▶ **WHAT IS EXPECTED**
Search the listing below for the string "JSON" and show each line that contains it.

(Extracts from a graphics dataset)
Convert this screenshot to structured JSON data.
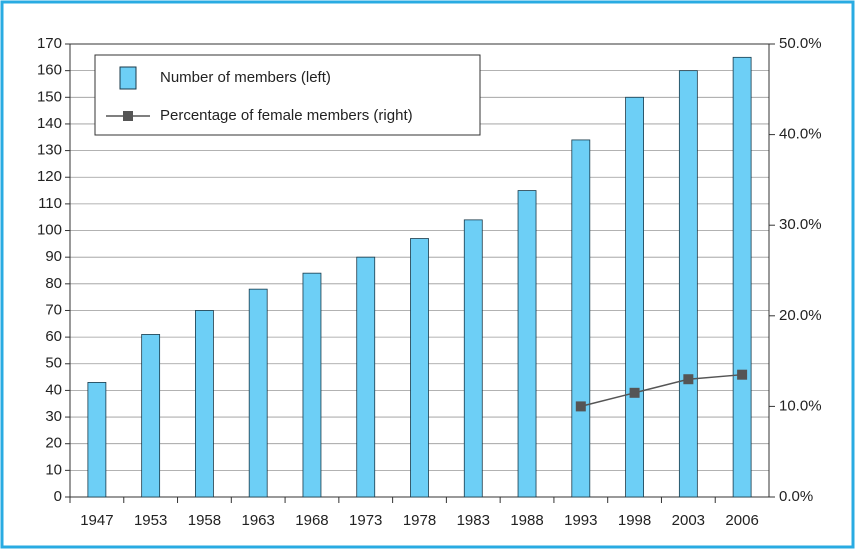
{
  "chart_data": {
    "type": "bar_line",
    "categories": [
      "1947",
      "1953",
      "1958",
      "1963",
      "1968",
      "1973",
      "1978",
      "1983",
      "1988",
      "1993",
      "1998",
      "2003",
      "2006"
    ],
    "series": [
      {
        "name": "Number of members (left)",
        "type": "bar",
        "color": "#6dcff6",
        "values": [
          43,
          61,
          70,
          78,
          84,
          90,
          97,
          104,
          115,
          134,
          150,
          160,
          165
        ]
      },
      {
        "name": "Percentage of female members (right)",
        "type": "line",
        "axis": "y2",
        "color": "#555555",
        "values": [
          null,
          null,
          null,
          null,
          null,
          null,
          null,
          null,
          null,
          10.0,
          11.5,
          13.0,
          13.5
        ]
      }
    ],
    "ylim": [
      0,
      170
    ],
    "yticks": [
      0,
      10,
      20,
      30,
      40,
      50,
      60,
      70,
      80,
      90,
      100,
      110,
      120,
      130,
      140,
      150,
      160,
      170
    ],
    "y2lim": [
      0,
      50
    ],
    "y2ticks": [
      {
        "value": 0,
        "label": "0.0%"
      },
      {
        "value": 10,
        "label": "10.0%"
      },
      {
        "value": 20,
        "label": "20.0%"
      },
      {
        "value": 30,
        "label": "30.0%"
      },
      {
        "value": 40,
        "label": "40.0%"
      },
      {
        "value": 50,
        "label": "50.0%"
      }
    ],
    "grid": true,
    "legend": "upper left"
  }
}
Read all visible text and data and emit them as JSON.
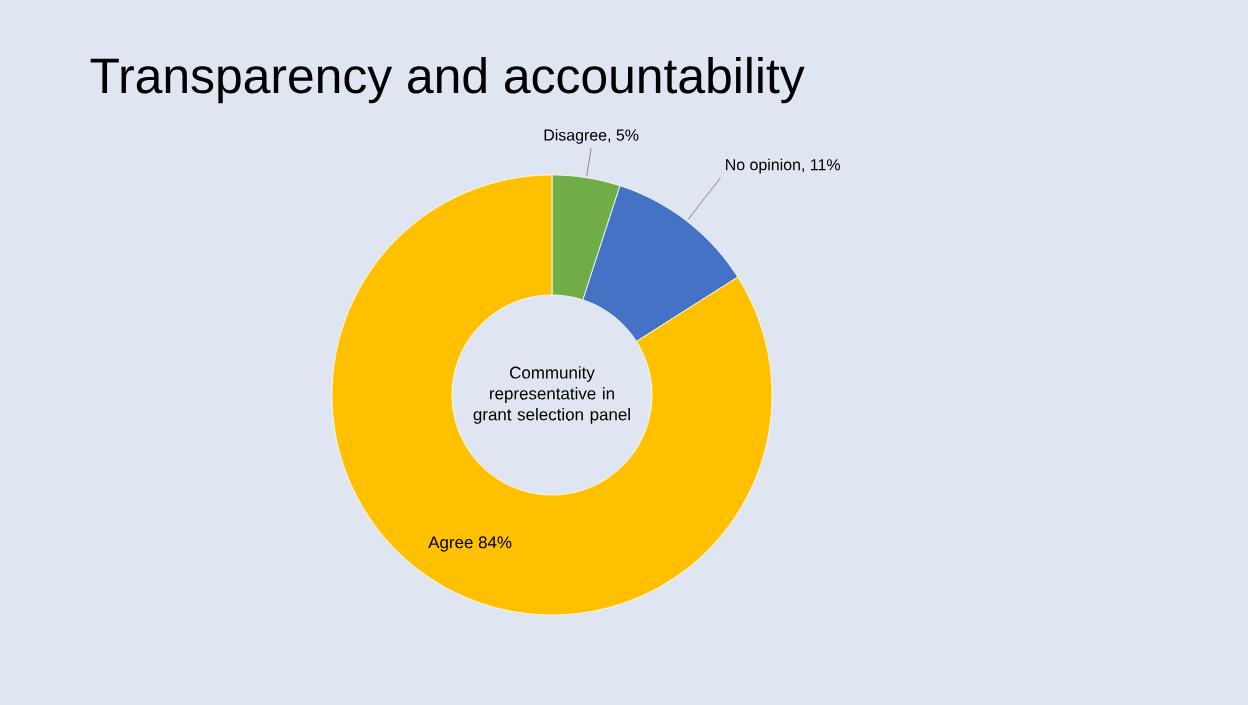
{
  "chart_data": {
    "type": "donut",
    "title": "Transparency and accountability",
    "categories": [
      "Disagree",
      "No opinion",
      "Agree"
    ],
    "values": [
      5,
      11,
      84
    ],
    "value_labels": [
      ", 5%",
      ", 11%",
      "84%"
    ],
    "colors": [
      "#70ad47",
      "#4472c4",
      "#ffc000"
    ],
    "annotations": [
      "Community representative in grant selection panel"
    ]
  }
}
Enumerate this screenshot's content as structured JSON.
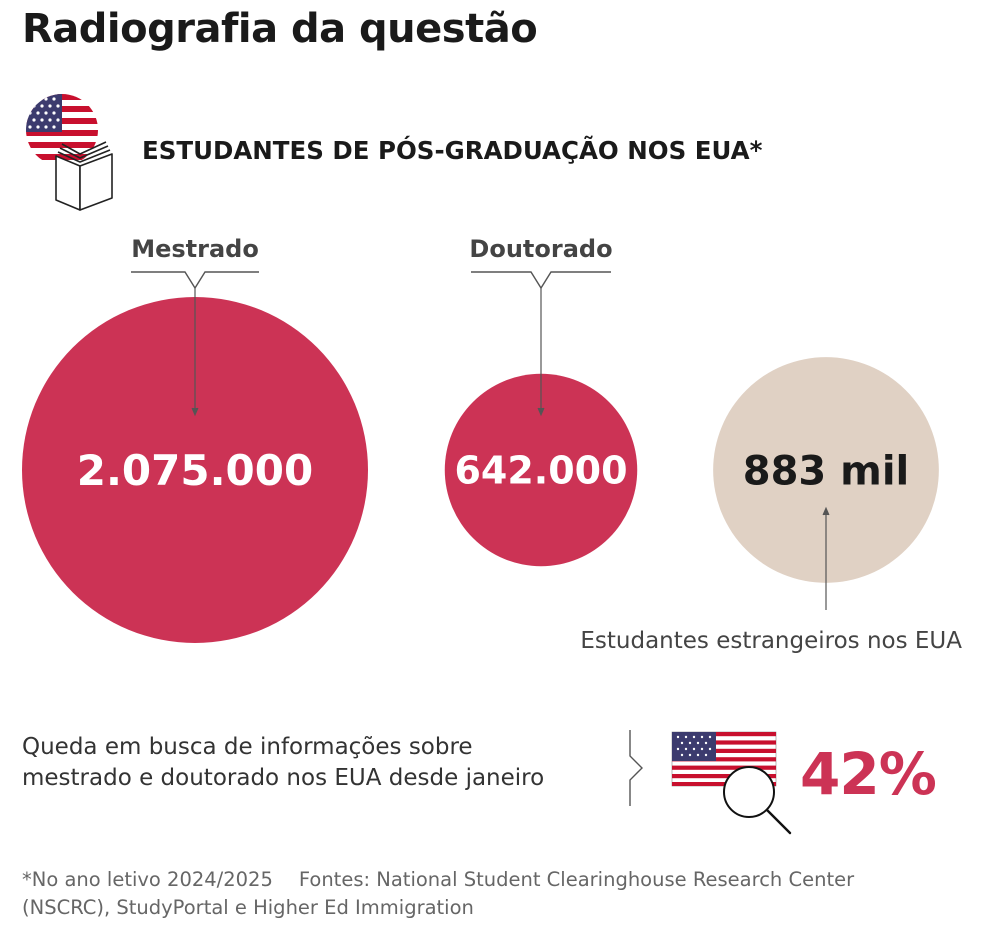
{
  "title": "Radiografia da questão",
  "subtitle": "ESTUDANTES DE PÓS-GRADUAÇÃO NOS EUA*",
  "colors": {
    "bubble_main": "#cc3355",
    "bubble_foreign": "#e0d1c4",
    "accent_percent": "#cc3355",
    "text_dark": "#1a1a1a",
    "text_muted": "#444444",
    "footnote": "#666666"
  },
  "icons": [
    "us-flag-circle-icon",
    "open-book-icon",
    "us-flag-icon",
    "magnifier-icon"
  ],
  "chart_data": {
    "type": "bubble",
    "title": "ESTUDANTES DE PÓS-GRADUAÇÃO NOS EUA*",
    "series": [
      {
        "name": "Mestrado",
        "label": "Mestrado",
        "value": 2075000,
        "value_label": "2.075.000",
        "color": "#cc3355"
      },
      {
        "name": "Doutorado",
        "label": "Doutorado",
        "value": 642000,
        "value_label": "642.000",
        "color": "#cc3355"
      },
      {
        "name": "Estudantes estrangeiros nos EUA",
        "label": "Estudantes estrangeiros nos EUA",
        "value": 883000,
        "value_label": "883 mil",
        "color": "#e0d1c4"
      }
    ]
  },
  "highlight": {
    "text_line1": "Queda em busca de informações sobre",
    "text_line2": "mestrado e doutorado nos EUA desde janeiro",
    "value": "42%",
    "percent": 42
  },
  "footnote": {
    "note": "*No ano letivo 2024/2025",
    "sources_line1": "Fontes: National Student Clearinghouse Research Center",
    "sources_line2": "(NSCRC), StudyPortal e Higher Ed Immigration"
  }
}
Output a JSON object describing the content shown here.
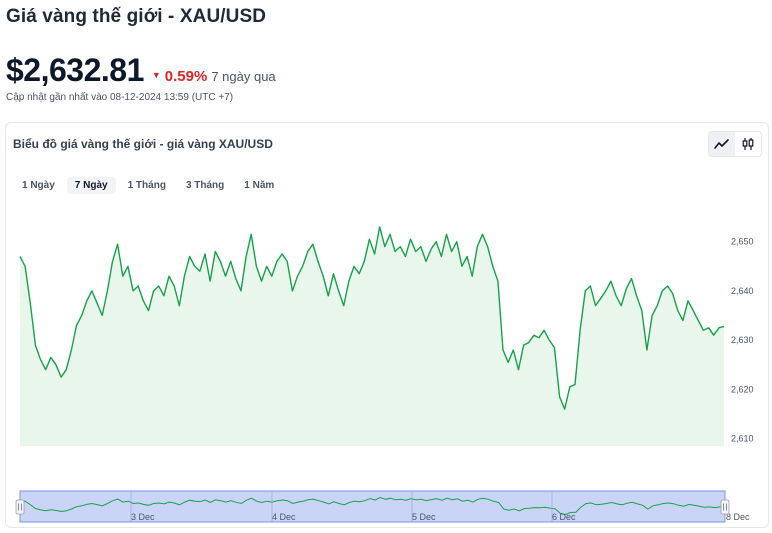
{
  "page": {
    "title": "Giá vàng thế giới - XAU/USD",
    "price": "$2,632.81",
    "change_pct": "0.59%",
    "change_period": "7 ngày qua",
    "updated": "Cập nhật gần nhất vào 08-12-2024 13:59 (UTC +7)"
  },
  "card": {
    "title": "Biểu đồ giá vàng thế giới - giá vàng XAU/USD",
    "chart_type_buttons": [
      {
        "icon": "line-chart-icon",
        "active": true
      },
      {
        "icon": "candlestick-icon",
        "active": false
      }
    ],
    "range_tabs": [
      {
        "label": "1 Ngày",
        "selected": false
      },
      {
        "label": "7 Ngày",
        "selected": true
      },
      {
        "label": "1 Tháng",
        "selected": false
      },
      {
        "label": "3 Tháng",
        "selected": false
      },
      {
        "label": "1 Năm",
        "selected": false
      }
    ]
  },
  "colors": {
    "line": "#16a34a",
    "area": "#e8f6ec",
    "down": "#dc2626",
    "navigator_fill": "#c9d4f7",
    "navigator_border": "#7c93e8"
  },
  "chart_data": {
    "type": "line",
    "title": "",
    "xlabel": "",
    "ylabel": "",
    "ylim": [
      2608.5,
      2654
    ],
    "y_ticks": [
      2610,
      2620,
      2630,
      2640,
      2650
    ],
    "y_tick_labels": [
      "2,610",
      "2,620",
      "2,630",
      "2,640",
      "2,650"
    ],
    "grid": false,
    "legend": "none",
    "navigator_ticks": [
      "3 Dec",
      "4 Dec",
      "5 Dec",
      "6 Dec",
      "8 Dec"
    ],
    "series": [
      {
        "values": [
          2647.0,
          2645.0,
          2637.5,
          2629.0,
          2626.0,
          2624.0,
          2626.5,
          2625.0,
          2622.5,
          2624.0,
          2628.0,
          2633.0,
          2635.0,
          2638.0,
          2640.0,
          2637.5,
          2635.0,
          2640.0,
          2646.0,
          2649.5,
          2643.0,
          2645.0,
          2640.0,
          2641.0,
          2638.0,
          2636.0,
          2640.0,
          2641.0,
          2639.0,
          2643.0,
          2641.0,
          2637.0,
          2643.0,
          2647.0,
          2645.0,
          2644.0,
          2647.5,
          2642.0,
          2648.0,
          2646.0,
          2643.0,
          2646.0,
          2642.5,
          2640.0,
          2647.0,
          2651.5,
          2645.0,
          2642.0,
          2645.0,
          2643.0,
          2646.0,
          2647.5,
          2646.0,
          2640.0,
          2643.0,
          2645.0,
          2648.0,
          2649.5,
          2646.0,
          2643.0,
          2639.0,
          2643.5,
          2640.0,
          2637.0,
          2642.0,
          2645.0,
          2643.5,
          2646.0,
          2650.5,
          2647.5,
          2653.0,
          2649.0,
          2651.5,
          2648.0,
          2649.0,
          2647.0,
          2650.5,
          2648.0,
          2649.0,
          2646.0,
          2648.5,
          2650.0,
          2647.0,
          2651.5,
          2648.0,
          2650.0,
          2645.0,
          2647.0,
          2643.0,
          2649.0,
          2651.5,
          2649.0,
          2645.0,
          2642.0,
          2628.0,
          2625.5,
          2628.0,
          2624.0,
          2629.0,
          2629.5,
          2631.0,
          2630.5,
          2632.0,
          2630.0,
          2628.5,
          2618.5,
          2616.0,
          2620.5,
          2621.0,
          2632.0,
          2640.0,
          2641.0,
          2637.0,
          2638.5,
          2640.0,
          2642.0,
          2639.0,
          2637.0,
          2640.5,
          2642.5,
          2639.0,
          2636.0,
          2628.0,
          2635.0,
          2637.0,
          2640.0,
          2641.0,
          2639.5,
          2636.0,
          2634.0,
          2638.0,
          2636.0,
          2634.0,
          2632.0,
          2632.5,
          2631.0,
          2632.5,
          2632.8
        ]
      }
    ]
  }
}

▶ **REPLY**
Convert this screenshot to structured JSON data.
Read all visible text and data and emit them as JSON.
Enumerate this screenshot's content as structured JSON.
Output a JSON object describing the content shown here.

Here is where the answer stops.